> Request
Show, in full, each line of the data that contains "manuscrit".

═════ Items ═════

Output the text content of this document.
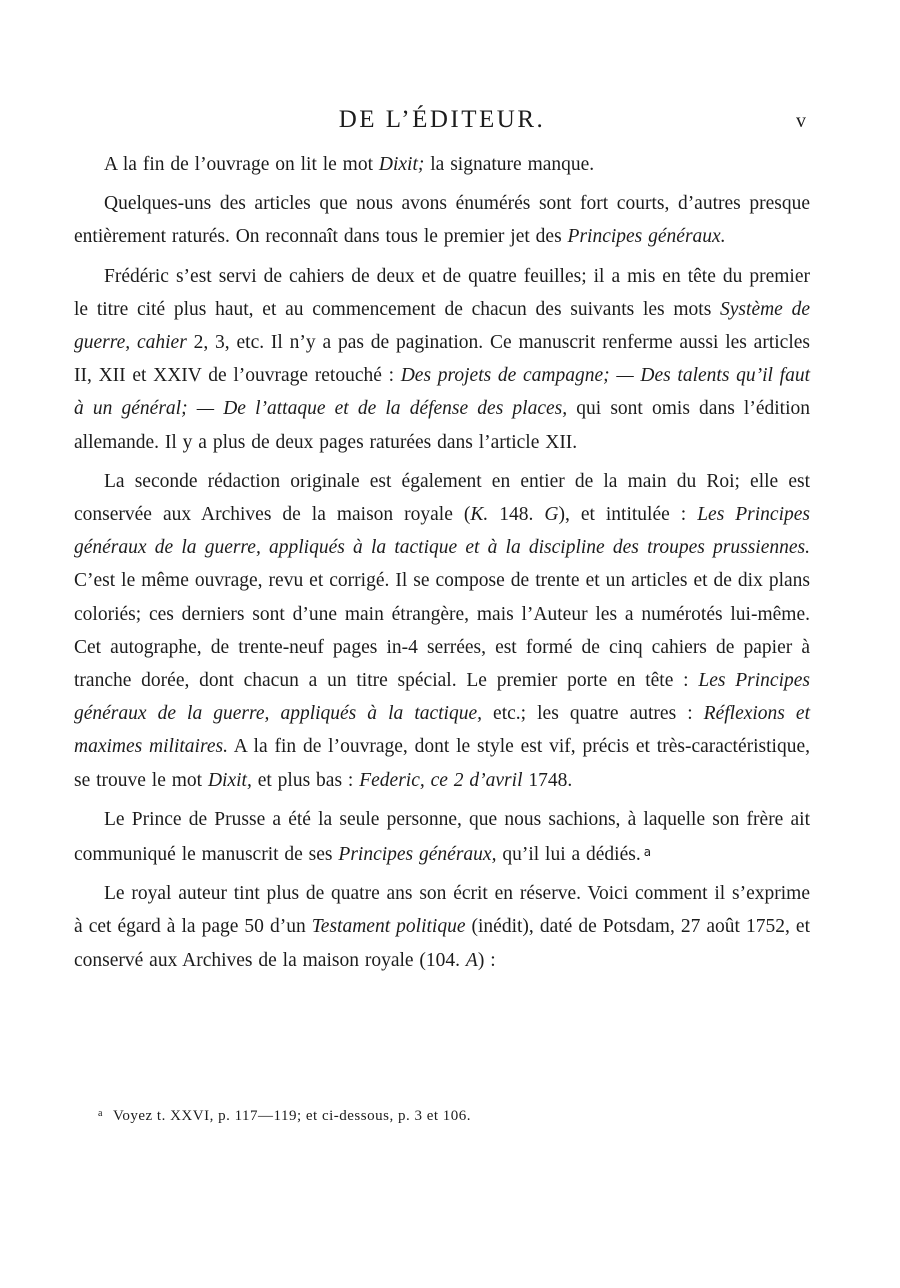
DE L’ÉDITEUR.	v

A la fin de l’ouvrage on lit le mot Dixit; la signature manque.

Quelques-uns des articles que nous avons énumérés sont fort courts, d’autres presque entièrement raturés. On reconnaît dans tous le premier jet des Principes généraux.

Frédéric s’est servi de cahiers de deux et de quatre feuilles; il a mis en tête du premier le titre cité plus haut, et au commencement de chacun des suivants les mots Système de guerre, cahier 2, 3, etc. Il n’y a pas de pagination. Ce manuscrit renferme aussi les articles II, XII et XXIV de l’ouvrage retouché : Des projets de campagne; — Des talents qu’il faut à un général; — De l’attaque et de la défense des places, qui sont omis dans l’édition allemande. Il y a plus de deux pages raturées dans l’article XII.

La seconde rédaction originale est également en entier de la main du Roi; elle est conservée aux Archives de la maison royale (K. 148. G), et intitulée : Les Principes généraux de la guerre, appliqués à la tactique et à la discipline des troupes prussiennes. C’est le même ouvrage, revu et corrigé. Il se compose de trente et un articles et de dix plans coloriés; ces derniers sont d’une main étrangère, mais l’Auteur les a numérotés lui-même. Cet autographe, de trente-neuf pages in-4 serrées, est formé de cinq cahiers de papier à tranche dorée, dont chacun a un titre spécial. Le premier porte en tête : Les Principes généraux de la guerre, appliqués à la tactique, etc.; les quatre autres : Réflexions et maximes militaires. A la fin de l’ouvrage, dont le style est vif, précis et très-caractéristique, se trouve le mot Dixit, et plus bas : Federic, ce 2 d’avril 1748.

Le Prince de Prusse a été la seule personne, que nous sachions, à laquelle son frère ait communiqué le manuscrit de ses Principes généraux, qu’il lui a dédiés. $^a$

Le royal auteur tint plus de quatre ans son écrit en réserve. Voici comment il s’exprime à cet égard à la page 50 d’un Testament politique (inédit), daté de Potsdam, 27 août 1752, et conservé aux Archives de la maison royale (104. A) :

$^a$ Voyez t. XXVI, p. 117—119; et ci-dessous, p. 3 et 106.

═════

> Written solution
Frédéric s’est servi de cahiers de deux et de quatre feuilles; il a mis en tête du premier le titre cité plus haut, et au commencement de chacun des suivants les mots Système de guerre, cahier 2, 3, etc. Il n’y a pas de pagination. Ce manuscrit renferme aussi les articles II, XII et XXIV de l’ouvrage retouché : Des projets de campagne; — Des talents qu’il faut à un général; — De l’attaque et de la défense des places, qui sont omis dans l’édition allemande. Il y a plus de deux pages raturées dans l’article XII.
Le Prince de Prusse a été la seule personne, que nous sachions, à laquelle son frère ait communiqué le manuscrit de ses Principes généraux, qu’il lui a dédiés. $^a$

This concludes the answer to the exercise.